>> BEGIN Material provided
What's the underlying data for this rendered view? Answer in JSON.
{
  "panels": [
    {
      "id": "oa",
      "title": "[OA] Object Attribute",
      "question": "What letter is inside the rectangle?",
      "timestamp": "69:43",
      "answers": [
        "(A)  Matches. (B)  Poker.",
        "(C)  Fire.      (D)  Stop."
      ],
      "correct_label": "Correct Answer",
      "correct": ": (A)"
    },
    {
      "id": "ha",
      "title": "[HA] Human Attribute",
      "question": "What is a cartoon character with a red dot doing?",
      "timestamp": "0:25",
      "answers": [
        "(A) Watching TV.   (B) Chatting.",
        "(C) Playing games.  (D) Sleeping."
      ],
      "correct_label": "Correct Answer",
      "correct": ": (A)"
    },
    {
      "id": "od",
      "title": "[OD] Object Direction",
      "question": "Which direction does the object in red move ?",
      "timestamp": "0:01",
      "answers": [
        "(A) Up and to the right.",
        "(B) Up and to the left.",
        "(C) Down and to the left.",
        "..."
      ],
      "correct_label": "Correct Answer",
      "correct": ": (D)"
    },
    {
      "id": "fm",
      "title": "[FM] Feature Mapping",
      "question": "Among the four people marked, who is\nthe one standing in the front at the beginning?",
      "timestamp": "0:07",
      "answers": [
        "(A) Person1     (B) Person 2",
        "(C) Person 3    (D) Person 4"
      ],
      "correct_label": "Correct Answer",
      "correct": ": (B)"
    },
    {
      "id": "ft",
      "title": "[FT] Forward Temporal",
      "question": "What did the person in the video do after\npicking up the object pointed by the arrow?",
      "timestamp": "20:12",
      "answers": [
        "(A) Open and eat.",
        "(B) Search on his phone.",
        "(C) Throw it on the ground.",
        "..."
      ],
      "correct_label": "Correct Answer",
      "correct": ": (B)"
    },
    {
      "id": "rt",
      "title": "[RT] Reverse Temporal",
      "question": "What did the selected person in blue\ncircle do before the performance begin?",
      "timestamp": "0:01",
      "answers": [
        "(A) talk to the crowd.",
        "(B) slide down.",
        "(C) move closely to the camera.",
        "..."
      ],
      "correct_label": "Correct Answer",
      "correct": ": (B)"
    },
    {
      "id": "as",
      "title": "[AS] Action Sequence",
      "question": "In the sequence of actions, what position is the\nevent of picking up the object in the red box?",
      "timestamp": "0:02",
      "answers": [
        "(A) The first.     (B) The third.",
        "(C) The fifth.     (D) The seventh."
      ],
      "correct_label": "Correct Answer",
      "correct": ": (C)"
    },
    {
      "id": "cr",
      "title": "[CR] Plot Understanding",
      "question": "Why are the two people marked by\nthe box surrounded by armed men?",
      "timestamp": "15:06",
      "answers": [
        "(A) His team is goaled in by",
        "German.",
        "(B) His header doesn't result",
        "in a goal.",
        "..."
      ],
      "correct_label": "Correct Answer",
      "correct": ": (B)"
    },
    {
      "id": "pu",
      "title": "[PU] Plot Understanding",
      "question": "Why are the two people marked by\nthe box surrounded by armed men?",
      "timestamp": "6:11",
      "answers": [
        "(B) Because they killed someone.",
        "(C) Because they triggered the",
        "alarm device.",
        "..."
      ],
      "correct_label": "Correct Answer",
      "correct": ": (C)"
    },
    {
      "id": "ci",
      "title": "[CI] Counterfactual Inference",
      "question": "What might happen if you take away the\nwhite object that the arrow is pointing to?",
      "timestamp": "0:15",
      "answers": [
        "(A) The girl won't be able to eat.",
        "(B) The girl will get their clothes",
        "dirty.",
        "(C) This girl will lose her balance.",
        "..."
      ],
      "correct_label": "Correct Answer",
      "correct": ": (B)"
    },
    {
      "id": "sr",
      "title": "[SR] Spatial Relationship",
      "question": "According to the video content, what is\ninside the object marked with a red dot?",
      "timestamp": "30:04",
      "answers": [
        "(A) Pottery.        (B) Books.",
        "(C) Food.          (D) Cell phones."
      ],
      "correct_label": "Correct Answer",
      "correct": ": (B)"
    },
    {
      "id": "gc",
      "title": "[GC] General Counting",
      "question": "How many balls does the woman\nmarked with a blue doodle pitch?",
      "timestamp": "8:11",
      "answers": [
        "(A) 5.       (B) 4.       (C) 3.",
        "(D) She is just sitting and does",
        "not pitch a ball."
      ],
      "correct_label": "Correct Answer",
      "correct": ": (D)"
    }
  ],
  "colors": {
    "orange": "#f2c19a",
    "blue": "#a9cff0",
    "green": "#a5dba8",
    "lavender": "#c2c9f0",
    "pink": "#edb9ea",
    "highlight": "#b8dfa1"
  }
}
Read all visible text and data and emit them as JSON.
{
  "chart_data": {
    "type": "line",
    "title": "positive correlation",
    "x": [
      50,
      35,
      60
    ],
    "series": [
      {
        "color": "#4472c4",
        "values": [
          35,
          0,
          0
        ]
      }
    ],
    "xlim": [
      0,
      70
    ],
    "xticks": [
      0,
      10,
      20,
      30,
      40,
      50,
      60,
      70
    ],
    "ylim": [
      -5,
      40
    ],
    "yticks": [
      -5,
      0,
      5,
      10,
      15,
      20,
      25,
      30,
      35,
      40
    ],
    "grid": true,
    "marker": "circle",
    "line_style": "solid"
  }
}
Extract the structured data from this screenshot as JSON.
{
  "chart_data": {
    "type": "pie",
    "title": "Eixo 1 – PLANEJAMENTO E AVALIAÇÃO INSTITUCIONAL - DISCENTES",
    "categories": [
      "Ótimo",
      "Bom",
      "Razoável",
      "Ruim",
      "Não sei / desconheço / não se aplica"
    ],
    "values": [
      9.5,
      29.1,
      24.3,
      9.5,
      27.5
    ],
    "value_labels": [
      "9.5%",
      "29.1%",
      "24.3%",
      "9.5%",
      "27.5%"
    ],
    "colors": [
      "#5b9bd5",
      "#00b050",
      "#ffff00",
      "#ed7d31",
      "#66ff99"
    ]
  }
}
>> END Material provided
Copy every line of the listing containing the string "Temporal".

      "title": "[FT] Forward Temporal",
      "title": "[RT] Reverse Temporal",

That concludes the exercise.